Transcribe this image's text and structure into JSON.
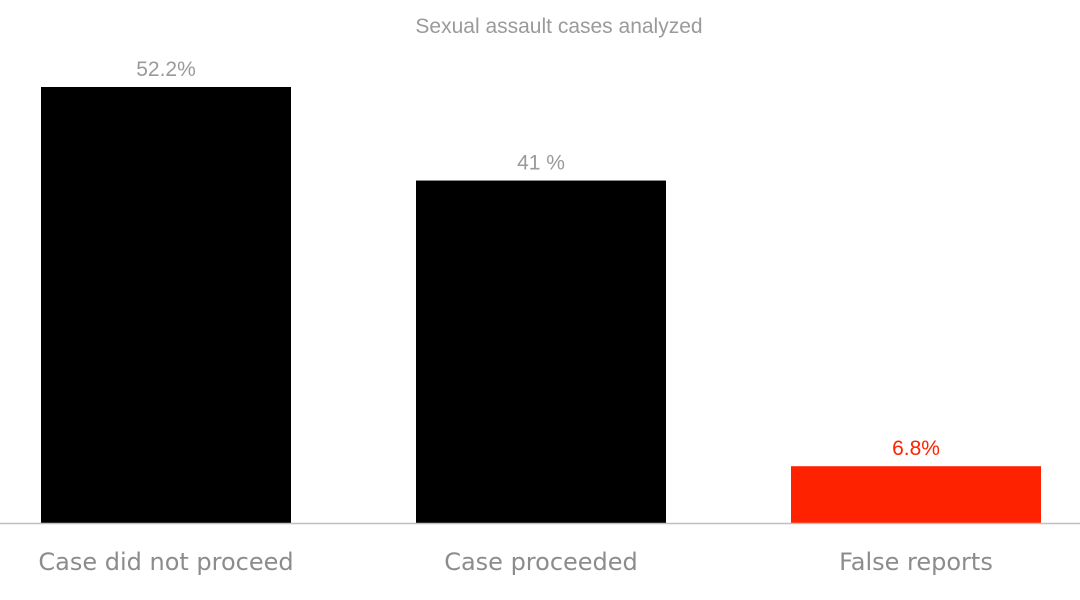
{
  "chart_data": {
    "type": "bar",
    "title": "Sexual assault cases analyzed",
    "xlabel": "",
    "ylabel": "",
    "ylim": [
      0,
      52.2
    ],
    "grid": false,
    "legend": "none",
    "categories": [
      "Case did not proceed",
      "Case proceeded",
      "False reports"
    ],
    "values": [
      52.2,
      41,
      6.8
    ],
    "data_labels": [
      "52.2%",
      "41 %",
      "6.8%"
    ],
    "bar_colors": [
      "#000000",
      "#000000",
      "#ff2200"
    ],
    "label_colors": [
      "#9a9a9a",
      "#9a9a9a",
      "#ff2200"
    ],
    "axis_color": "#bfbfbf"
  }
}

=-=-=

• [Required work]:
Omit the pictures and output all of the other material exactly.

• [Output of the task]:
Transcribe this image's text and structure into JSON.
{
  "chart_data": {
    "type": "bar",
    "title": "Sexual assault cases analyzed",
    "xlabel": "",
    "ylabel": "",
    "ylim": [
      0,
      52.2
    ],
    "grid": false,
    "legend": "none",
    "categories": [
      "Case did not proceed",
      "Case proceeded",
      "False reports"
    ],
    "values": [
      52.2,
      41,
      6.8
    ],
    "data_labels": [
      "52.2%",
      "41 %",
      "6.8%"
    ],
    "bar_colors": [
      "#000000",
      "#000000",
      "#ff2200"
    ],
    "label_colors": [
      "#9a9a9a",
      "#9a9a9a",
      "#ff2200"
    ],
    "axis_color": "#bfbfbf"
  }
}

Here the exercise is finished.